Source data:
• • •

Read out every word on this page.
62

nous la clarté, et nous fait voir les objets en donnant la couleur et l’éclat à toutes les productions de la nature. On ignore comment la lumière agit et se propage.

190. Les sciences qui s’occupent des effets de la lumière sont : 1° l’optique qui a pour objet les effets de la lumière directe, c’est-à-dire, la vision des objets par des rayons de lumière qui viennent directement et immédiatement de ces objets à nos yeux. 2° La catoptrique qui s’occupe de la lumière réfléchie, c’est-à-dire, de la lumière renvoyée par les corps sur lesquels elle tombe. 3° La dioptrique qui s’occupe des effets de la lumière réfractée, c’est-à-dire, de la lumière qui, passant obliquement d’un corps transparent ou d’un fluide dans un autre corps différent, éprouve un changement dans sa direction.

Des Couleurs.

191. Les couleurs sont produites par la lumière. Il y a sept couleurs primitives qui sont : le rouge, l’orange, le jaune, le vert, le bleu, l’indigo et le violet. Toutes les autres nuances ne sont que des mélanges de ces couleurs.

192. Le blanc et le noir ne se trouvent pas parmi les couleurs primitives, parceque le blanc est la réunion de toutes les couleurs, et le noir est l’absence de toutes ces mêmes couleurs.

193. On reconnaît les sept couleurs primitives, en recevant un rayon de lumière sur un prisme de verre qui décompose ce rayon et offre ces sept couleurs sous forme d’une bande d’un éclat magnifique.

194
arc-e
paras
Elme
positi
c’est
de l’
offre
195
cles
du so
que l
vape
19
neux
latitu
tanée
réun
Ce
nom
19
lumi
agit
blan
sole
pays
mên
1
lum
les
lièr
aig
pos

• • •

→ **Exercise requirements**: Look through the entries above and report each line where the string "offre" occurs.

→ **Result of this task**:
193. On reconnaît les sept couleurs primitives, en recevant un rayon de lumière sur un prisme de verre qui décompose ce rayon et offre ces sept couleurs sous forme d’une bande d’un éclat magnifique.
offre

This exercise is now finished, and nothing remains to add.